> **Task prompt**: Report how many lines in the listing below include the word "screenshot". Write nothing besides the number.

───── Supplied material ─────

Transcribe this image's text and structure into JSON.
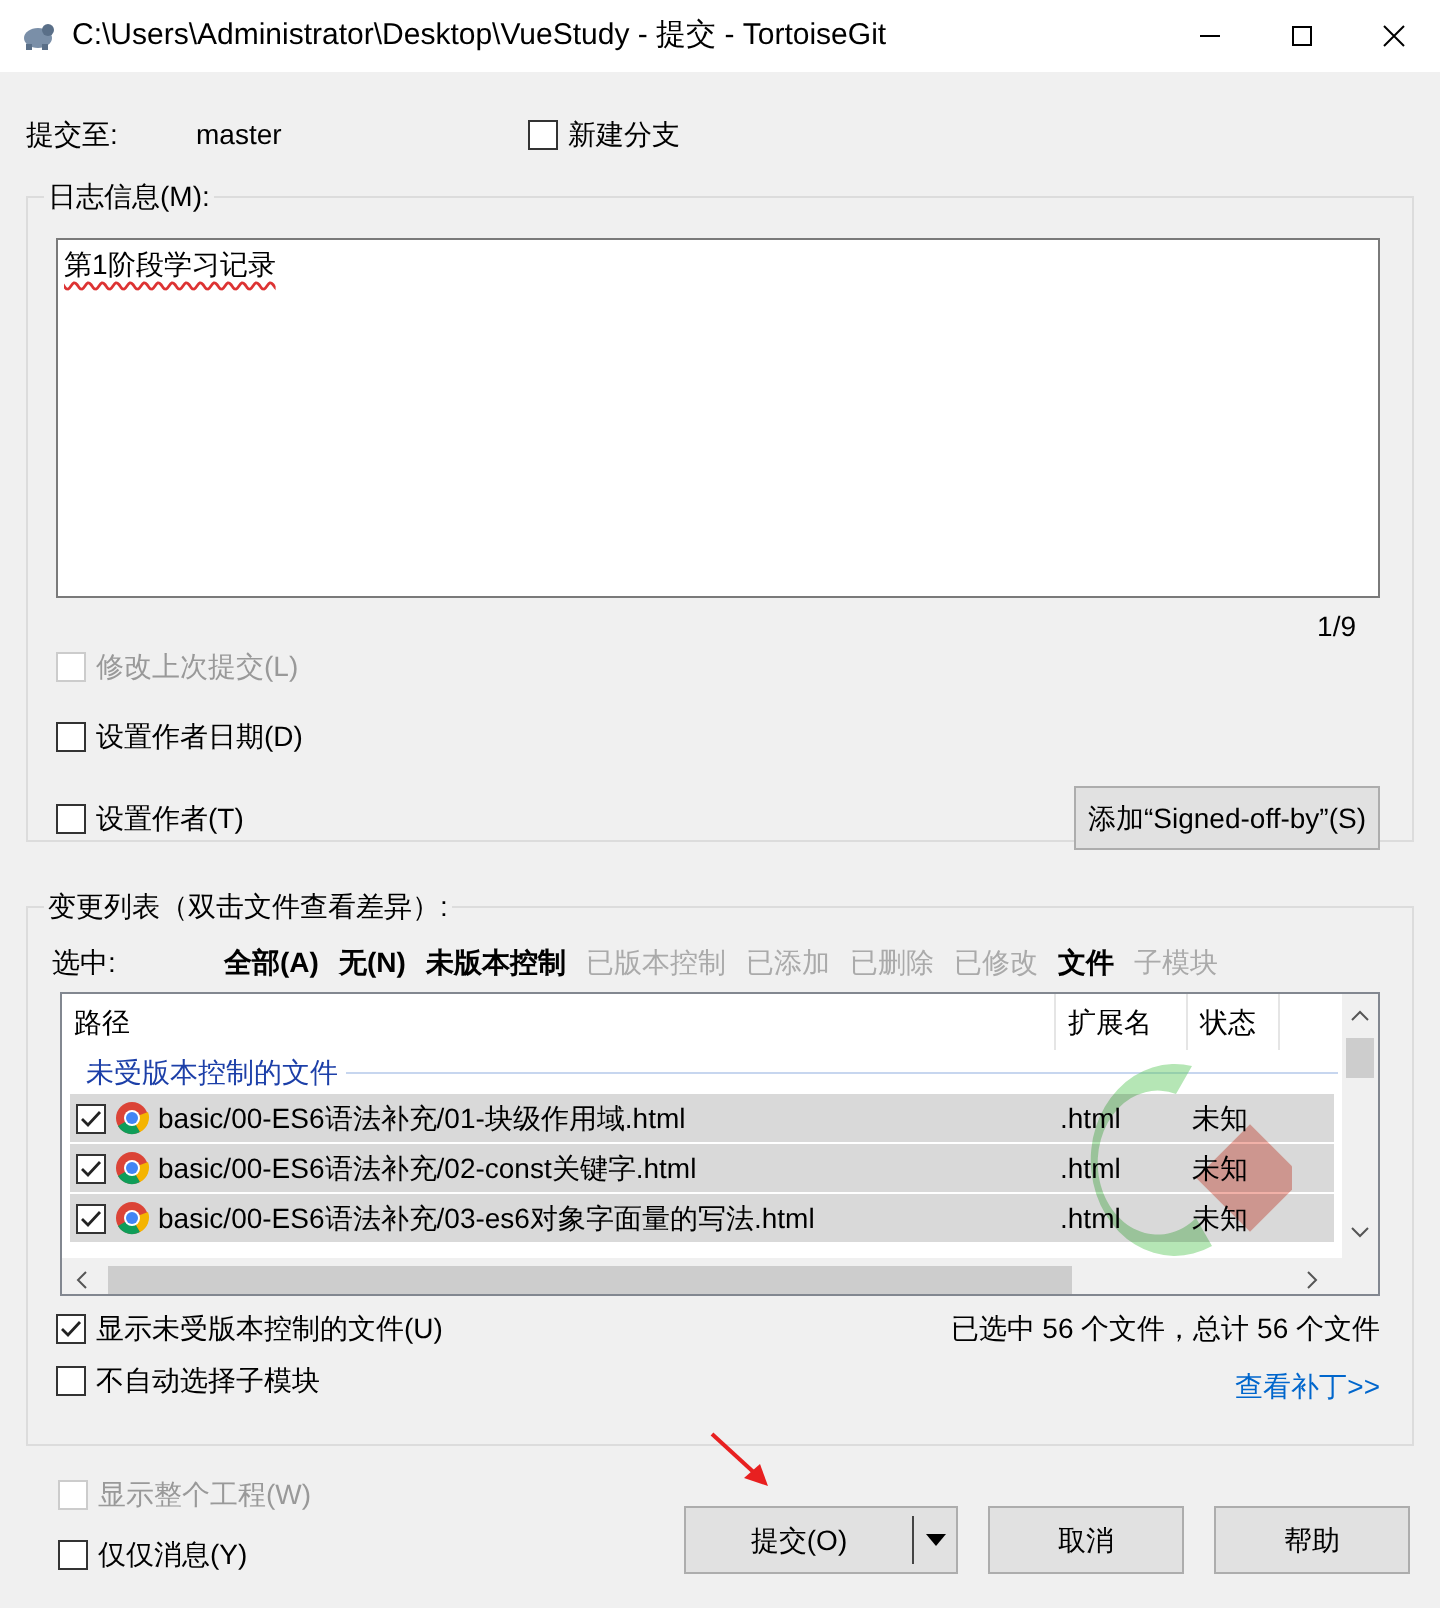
{
  "window": {
    "title": "C:\\Users\\Administrator\\Desktop\\VueStudy - 提交 - TortoiseGit"
  },
  "commit_to": {
    "label": "提交至:",
    "branch": "master"
  },
  "new_branch": {
    "label": "新建分支",
    "checked": false
  },
  "log_message": {
    "legend": "日志信息(M):",
    "value": "第1阶段学习记录",
    "counter": "1/9"
  },
  "options": [
    {
      "label": "修改上次提交(L)",
      "checked": false,
      "disabled": true
    },
    {
      "label": "设置作者日期(D)",
      "checked": false,
      "disabled": false
    },
    {
      "label": "设置作者(T)",
      "checked": false,
      "disabled": false
    }
  ],
  "signoff_button": "添加“Signed-off-by”(S)",
  "changes": {
    "legend": "变更列表（双击文件查看差异）:",
    "select_label": "选中:",
    "filters": [
      {
        "label": "全部(A)",
        "disabled": false
      },
      {
        "label": "无(N)",
        "disabled": false
      },
      {
        "label": "未版本控制",
        "disabled": false
      },
      {
        "label": "已版本控制",
        "disabled": true
      },
      {
        "label": "已添加",
        "disabled": true
      },
      {
        "label": "已删除",
        "disabled": true
      },
      {
        "label": "已修改",
        "disabled": true
      },
      {
        "label": "文件",
        "disabled": false
      },
      {
        "label": "子模块",
        "disabled": true
      }
    ],
    "columns": [
      "路径",
      "扩展名",
      "状态"
    ],
    "group": "未受版本控制的文件",
    "rows": [
      {
        "checked": true,
        "path": "basic/00-ES6语法补充/01-块级作用域.html",
        "ext": ".html",
        "status": "未知"
      },
      {
        "checked": true,
        "path": "basic/00-ES6语法补充/02-const关键字.html",
        "ext": ".html",
        "status": "未知"
      },
      {
        "checked": true,
        "path": "basic/00-ES6语法补充/03-es6对象字面量的写法.html",
        "ext": ".html",
        "status": "未知"
      }
    ],
    "summary": "已选中 56 个文件，总计 56 个文件",
    "options": [
      {
        "label": "显示未受版本控制的文件(U)",
        "checked": true,
        "disabled": false
      },
      {
        "label": "不自动选择子模块",
        "checked": false,
        "disabled": false
      }
    ],
    "patch_link": "查看补丁>>"
  },
  "bottom_options": [
    {
      "label": "显示整个工程(W)",
      "checked": false,
      "disabled": true
    },
    {
      "label": "仅仅消息(Y)",
      "checked": false,
      "disabled": false
    }
  ],
  "buttons": [
    {
      "label": "提交(O)",
      "kind": "split"
    },
    {
      "label": "取消",
      "kind": "plain"
    },
    {
      "label": "帮助",
      "kind": "plain"
    }
  ]
}
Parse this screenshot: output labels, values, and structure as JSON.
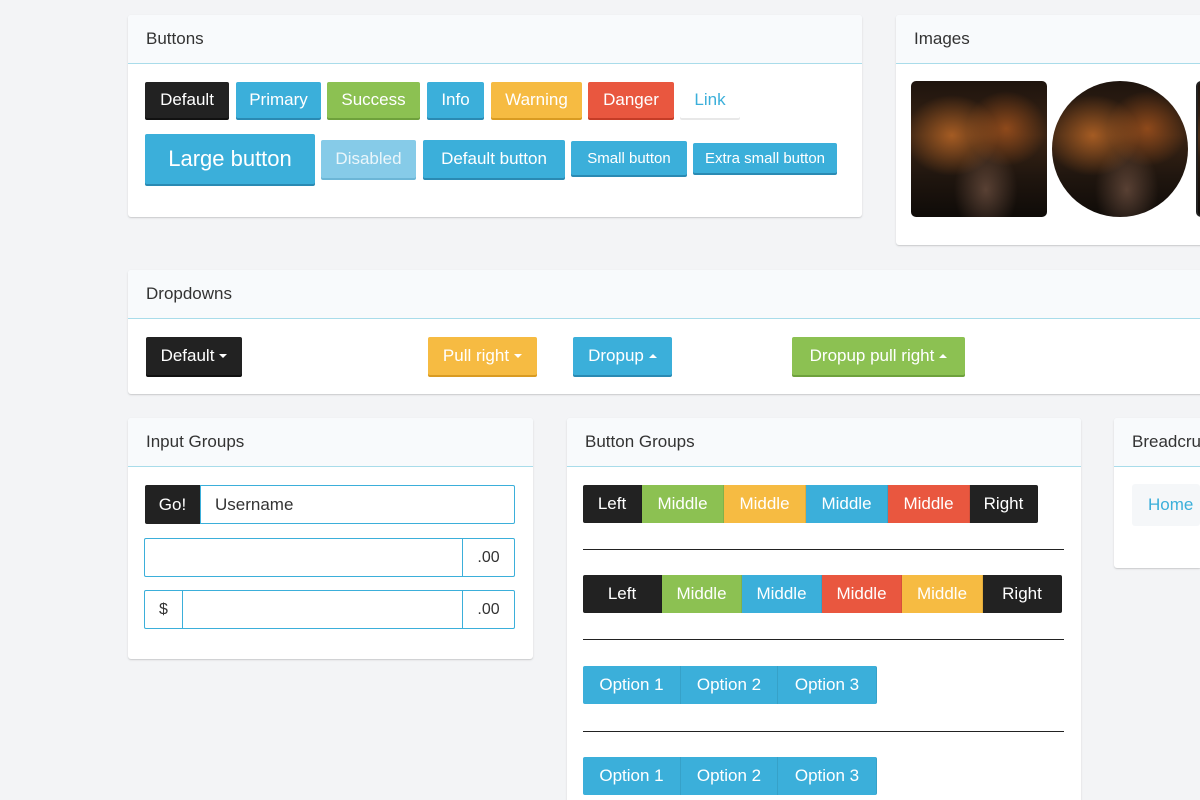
{
  "panels": {
    "buttons": {
      "title": "Buttons"
    },
    "images": {
      "title": "Images"
    },
    "dropdowns": {
      "title": "Dropdowns"
    },
    "input_groups": {
      "title": "Input Groups"
    },
    "button_groups": {
      "title": "Button Groups"
    },
    "breadcrumbs": {
      "title": "Breadcrumbs"
    }
  },
  "buttons": {
    "default": "Default",
    "primary": "Primary",
    "success": "Success",
    "info": "Info",
    "warning": "Warning",
    "danger": "Danger",
    "link": "Link",
    "large": "Large button",
    "disabled": "Disabled",
    "default_button": "Default button",
    "small": "Small button",
    "extra_small": "Extra small button"
  },
  "dropdowns": {
    "default": "Default",
    "pull_right": "Pull right",
    "dropup": "Dropup",
    "dropup_pull_right": "Dropup pull right"
  },
  "input_groups": {
    "go": "Go!",
    "username_placeholder": "Username",
    "cents": ".00",
    "dollar": "$"
  },
  "button_groups": {
    "row1": [
      "Left",
      "Middle",
      "Middle",
      "Middle",
      "Middle",
      "Right"
    ],
    "row2": [
      "Left",
      "Middle",
      "Middle",
      "Middle",
      "Middle",
      "Right"
    ],
    "options1": [
      "Option 1",
      "Option 2",
      "Option 3"
    ],
    "options2": [
      "Option 1",
      "Option 2",
      "Option 3"
    ]
  },
  "breadcrumbs": {
    "home": "Home"
  },
  "colors": {
    "default": "#222222",
    "primary": "#3bafda",
    "success": "#8cc152",
    "warning": "#f6bb42",
    "danger": "#e9573f"
  }
}
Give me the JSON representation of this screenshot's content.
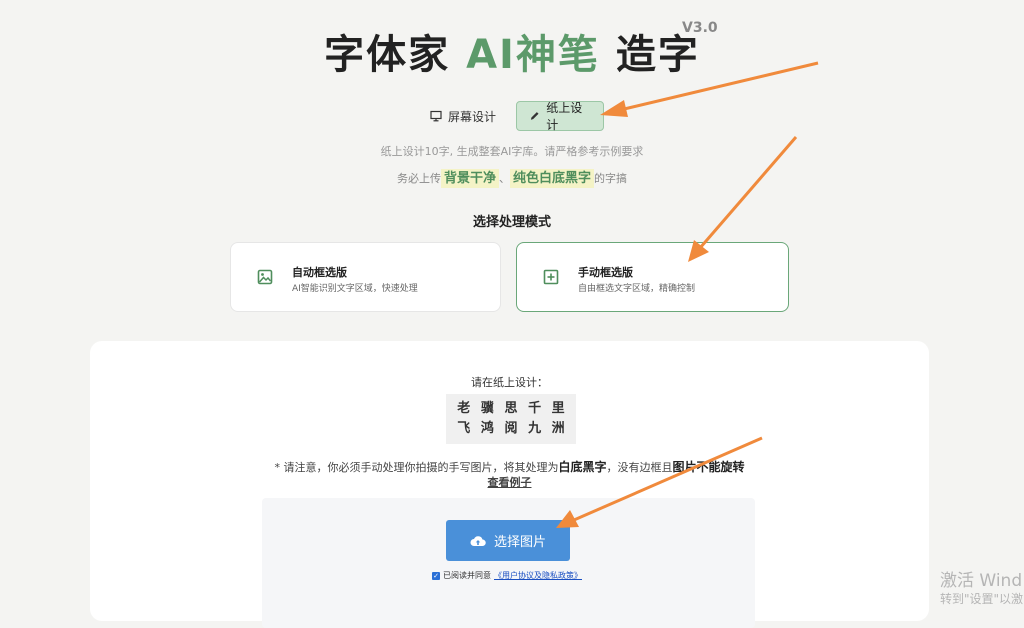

─────

> **Response**: 2